┌─ 原文摘录
ES 除了DSL查询aggregations也是很重要的,如果说DSL相当于sql aggregations就相当于group by 和一些sum count 函数
aggregations能作什么aggregations主要分三个部分,分桶聚合,指标聚合,管道聚合,aggregations在写查询语句的时候可以简写成aggs
分桶聚合(bucket):相当于sql的group by 能按照某一个或多个条件,对数据进行分桶(分组),默认返回数据的count(计数)条数,但实际上,可以理解为数据被分桶了,方便后面的聚合或者统计 *** 作,后面会有实际的例子。
指标聚合(metrice):就是对分桶,或者未分桶的数据进行计算,例如avg求平均值,MAX最大值,min最小值,value count 计数 cardinality 基数 去重 starts 统计聚合等
管道聚合(pipeline):基于聚合结果的查询,分桶有可能是多层的,也有可能和指标是仙桃的,管道聚合可以根据路径(分桶和指标聚合时候的命名路径)对数据进行有针对性的 *** 作,例如排序。
└─
┌─ 提取列表
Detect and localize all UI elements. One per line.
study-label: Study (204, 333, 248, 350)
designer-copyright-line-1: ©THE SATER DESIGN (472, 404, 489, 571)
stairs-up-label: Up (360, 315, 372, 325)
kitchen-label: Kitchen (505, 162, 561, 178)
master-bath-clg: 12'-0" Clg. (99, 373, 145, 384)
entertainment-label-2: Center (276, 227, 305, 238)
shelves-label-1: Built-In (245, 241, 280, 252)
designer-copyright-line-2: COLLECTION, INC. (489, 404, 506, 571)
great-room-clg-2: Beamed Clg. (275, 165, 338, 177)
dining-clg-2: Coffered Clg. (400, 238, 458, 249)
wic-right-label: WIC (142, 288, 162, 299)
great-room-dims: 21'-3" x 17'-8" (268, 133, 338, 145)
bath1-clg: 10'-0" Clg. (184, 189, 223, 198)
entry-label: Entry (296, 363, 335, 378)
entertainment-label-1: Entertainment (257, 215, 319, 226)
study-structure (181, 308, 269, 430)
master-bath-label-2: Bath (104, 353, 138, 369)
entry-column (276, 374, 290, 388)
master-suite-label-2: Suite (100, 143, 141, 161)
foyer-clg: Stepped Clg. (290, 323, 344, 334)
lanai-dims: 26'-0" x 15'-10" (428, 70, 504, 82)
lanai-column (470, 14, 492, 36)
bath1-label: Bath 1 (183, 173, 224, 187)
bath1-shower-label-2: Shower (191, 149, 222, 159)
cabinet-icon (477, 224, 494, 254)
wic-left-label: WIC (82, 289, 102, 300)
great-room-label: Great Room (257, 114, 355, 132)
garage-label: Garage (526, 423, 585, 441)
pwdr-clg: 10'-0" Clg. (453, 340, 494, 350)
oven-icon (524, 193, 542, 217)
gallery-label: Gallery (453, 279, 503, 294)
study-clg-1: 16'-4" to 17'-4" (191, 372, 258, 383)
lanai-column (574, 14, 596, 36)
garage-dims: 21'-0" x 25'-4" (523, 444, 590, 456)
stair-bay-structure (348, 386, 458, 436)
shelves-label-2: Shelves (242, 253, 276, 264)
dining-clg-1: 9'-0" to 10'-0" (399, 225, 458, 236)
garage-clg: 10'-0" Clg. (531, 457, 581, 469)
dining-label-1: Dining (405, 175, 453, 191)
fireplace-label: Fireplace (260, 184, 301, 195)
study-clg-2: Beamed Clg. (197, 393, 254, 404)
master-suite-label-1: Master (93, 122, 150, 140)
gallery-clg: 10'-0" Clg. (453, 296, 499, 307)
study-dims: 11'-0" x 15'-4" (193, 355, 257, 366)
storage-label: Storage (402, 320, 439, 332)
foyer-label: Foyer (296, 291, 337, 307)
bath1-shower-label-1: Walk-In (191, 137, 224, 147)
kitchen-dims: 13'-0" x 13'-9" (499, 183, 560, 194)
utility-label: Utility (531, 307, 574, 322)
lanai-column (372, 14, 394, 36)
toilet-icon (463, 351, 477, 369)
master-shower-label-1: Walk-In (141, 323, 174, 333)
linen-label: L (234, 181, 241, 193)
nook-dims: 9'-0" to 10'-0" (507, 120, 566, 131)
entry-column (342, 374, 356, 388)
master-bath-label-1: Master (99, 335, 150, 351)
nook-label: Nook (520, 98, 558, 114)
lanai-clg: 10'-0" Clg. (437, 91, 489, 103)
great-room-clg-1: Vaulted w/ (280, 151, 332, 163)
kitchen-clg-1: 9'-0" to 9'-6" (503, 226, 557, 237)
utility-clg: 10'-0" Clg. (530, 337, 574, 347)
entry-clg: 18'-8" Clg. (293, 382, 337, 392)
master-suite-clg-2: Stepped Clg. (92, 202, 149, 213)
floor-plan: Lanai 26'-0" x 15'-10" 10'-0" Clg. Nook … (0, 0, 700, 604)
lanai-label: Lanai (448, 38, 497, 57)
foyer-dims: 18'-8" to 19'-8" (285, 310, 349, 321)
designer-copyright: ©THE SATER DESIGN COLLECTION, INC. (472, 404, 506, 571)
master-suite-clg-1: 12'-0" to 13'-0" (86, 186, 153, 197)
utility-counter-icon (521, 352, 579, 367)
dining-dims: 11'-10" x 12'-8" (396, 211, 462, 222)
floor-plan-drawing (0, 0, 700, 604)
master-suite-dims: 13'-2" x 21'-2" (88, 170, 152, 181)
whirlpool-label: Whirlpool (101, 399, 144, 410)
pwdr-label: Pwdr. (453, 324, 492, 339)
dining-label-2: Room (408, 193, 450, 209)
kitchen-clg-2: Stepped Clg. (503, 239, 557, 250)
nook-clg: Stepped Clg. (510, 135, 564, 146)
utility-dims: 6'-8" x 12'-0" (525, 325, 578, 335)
└─
根据原文回答：
1. aggregations 在写查询语句时可以简写成什么？
2. 分桶聚合默认返回数据的什么？
3. 指标聚合中，avg 用来求什么？
作答时只依据原文。

1. aggs
2. 数据的count（计数）条数
3. 平均值